Rows >>
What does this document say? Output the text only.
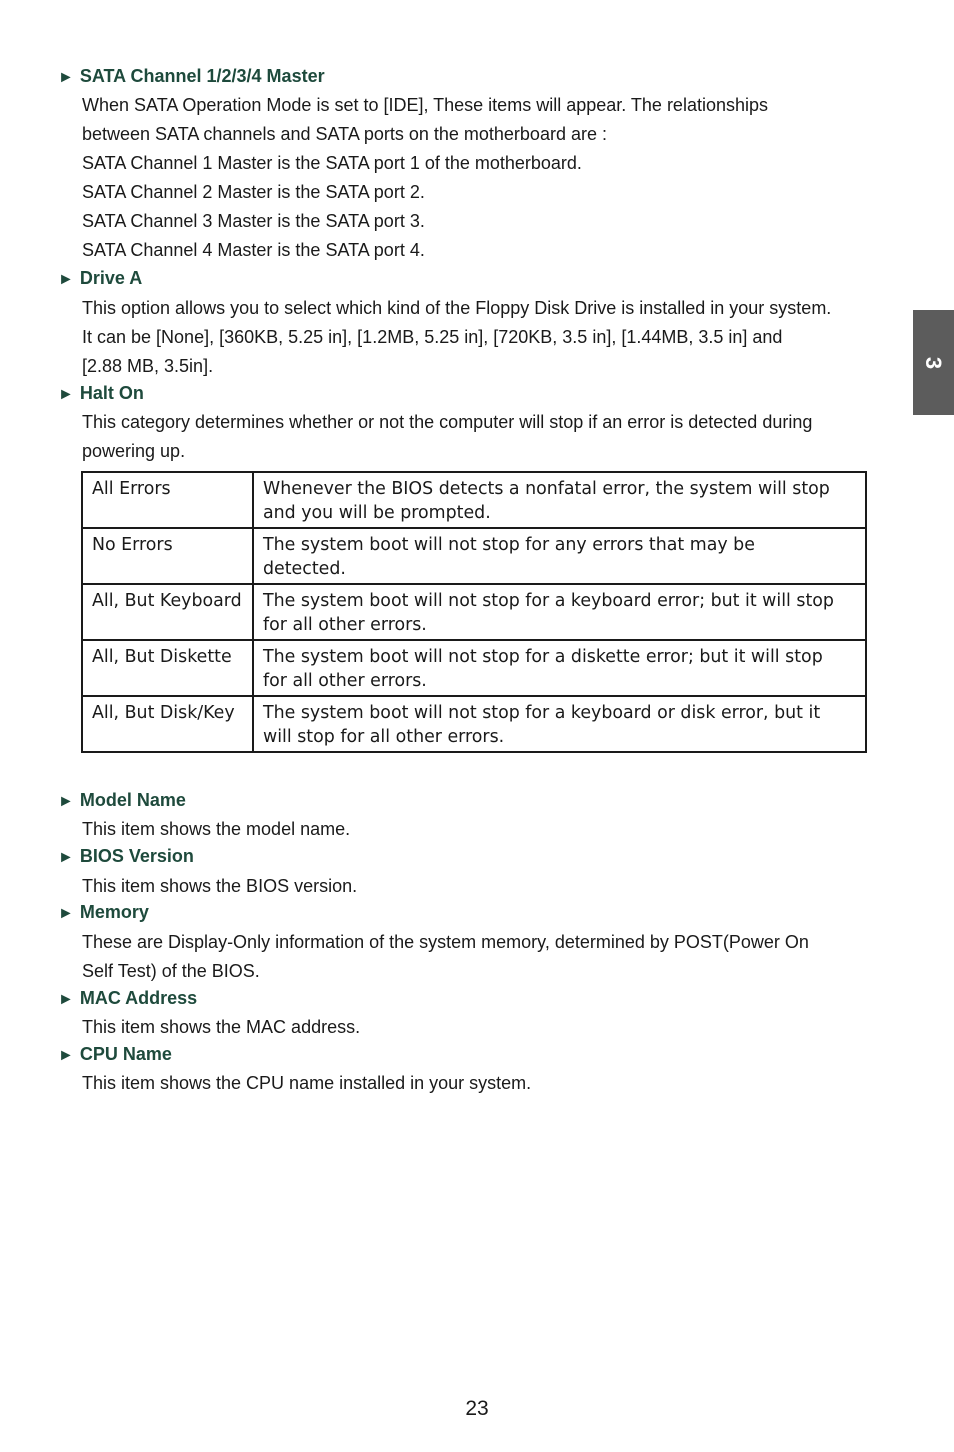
► SATA Channel 1/2/3/4 Master
When SATA Operation Mode is set to [IDE], These items will appear. The relationships
between SATA channels and SATA ports on the motherboard are :
SATA Channel 1 Master is the SATA port 1 of the motherboard.
SATA Channel 2 Master is the SATA port 2.
SATA Channel 3 Master is the SATA port 3.
SATA Channel 4 Master is the SATA port 4.
► Drive A
This option allows you to select which kind of the Floppy Disk Drive is installed in your system.
It can be [None], [360KB, 5.25 in], [1.2MB, 5.25 in], [720KB, 3.5 in], [1.44MB, 3.5 in] and
[2.88 MB, 3.5in].
► Halt On
This category determines whether or not the computer will stop if an error is detected during
powering up.
All Errors	Whenever the BIOS detects a nonfatal error, the system will stop
and you will be prompted.

No Errors	The system boot will not stop for any errors that may be
detected.

All, But Keyboard	The system boot will not stop for a keyboard error; but it will stop
for all other errors.

All, But Diskette	The system boot will not stop for a diskette error; but it will stop
for all other errors.

All, But Disk/Key	The system boot will not stop for a keyboard or disk error, but it
will stop for all other errors.
► Model Name
This item shows the model name.
► BIOS Version
This item shows the BIOS version.
► Memory
These are Display-Only information of the system memory, determined by POST(Power On
Self Test) of the BIOS.
► MAC Address
This item shows the MAC address.
► CPU Name
This item shows the CPU name installed in your system.
3
23
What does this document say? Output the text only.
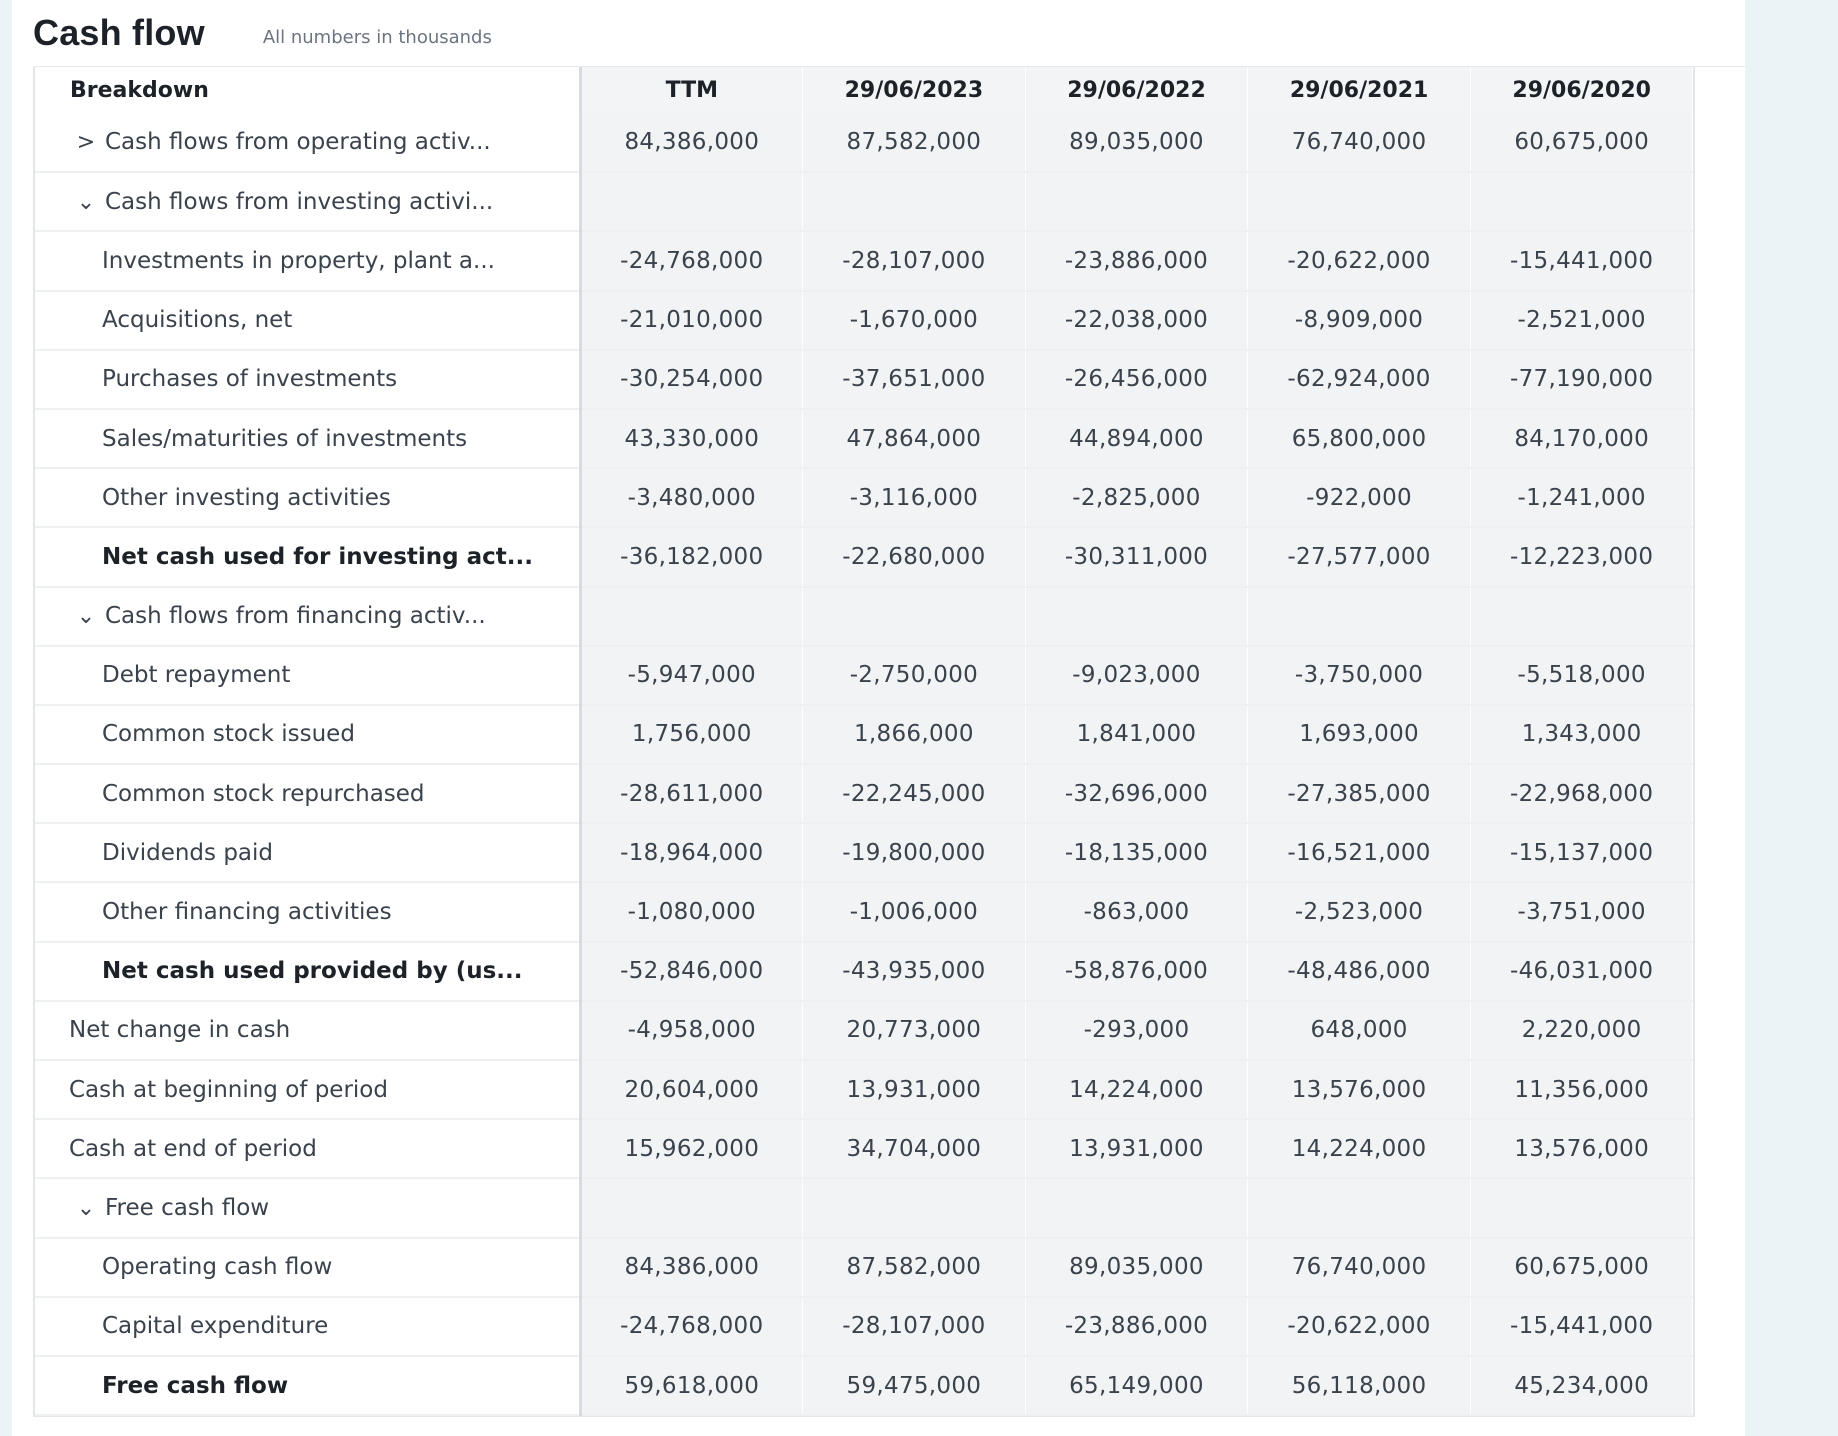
Cash flow	All numbers in thousands
Breakdown	TTM	29/06/2023	29/06/2022	29/06/2021	29/06/2020
> Cash flows from operating activ...	84,386,000	87,582,000	89,035,000	76,740,000	60,675,000
⌄ Cash flows from investing activi...					
Investments in property, plant a...	-24,768,000	-28,107,000	-23,886,000	-20,622,000	-15,441,000
Acquisitions, net	-21,010,000	-1,670,000	-22,038,000	-8,909,000	-2,521,000
Purchases of investments	-30,254,000	-37,651,000	-26,456,000	-62,924,000	-77,190,000
Sales/maturities of investments	43,330,000	47,864,000	44,894,000	65,800,000	84,170,000
Other investing activities	-3,480,000	-3,116,000	-2,825,000	-922,000	-1,241,000
Net cash used for investing act...	-36,182,000	-22,680,000	-30,311,000	-27,577,000	-12,223,000
⌄ Cash flows from financing activ...					
Debt repayment	-5,947,000	-2,750,000	-9,023,000	-3,750,000	-5,518,000
Common stock issued	1,756,000	1,866,000	1,841,000	1,693,000	1,343,000
Common stock repurchased	-28,611,000	-22,245,000	-32,696,000	-27,385,000	-22,968,000
Dividends paid	-18,964,000	-19,800,000	-18,135,000	-16,521,000	-15,137,000
Other financing activities	-1,080,000	-1,006,000	-863,000	-2,523,000	-3,751,000
Net cash used provided by (us...	-52,846,000	-43,935,000	-58,876,000	-48,486,000	-46,031,000
Net change in cash	-4,958,000	20,773,000	-293,000	648,000	2,220,000
Cash at beginning of period	20,604,000	13,931,000	14,224,000	13,576,000	11,356,000
Cash at end of period	15,962,000	34,704,000	13,931,000	14,224,000	13,576,000
⌄ Free cash flow					
Operating cash flow	84,386,000	87,582,000	89,035,000	76,740,000	60,675,000
Capital expenditure	-24,768,000	-28,107,000	-23,886,000	-20,622,000	-15,441,000
Free cash flow	59,618,000	59,475,000	65,149,000	56,118,000	45,234,000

What you are asked to do >>
Report how many lines of the data contain the word "Drive", using the number alone.

Response >>
2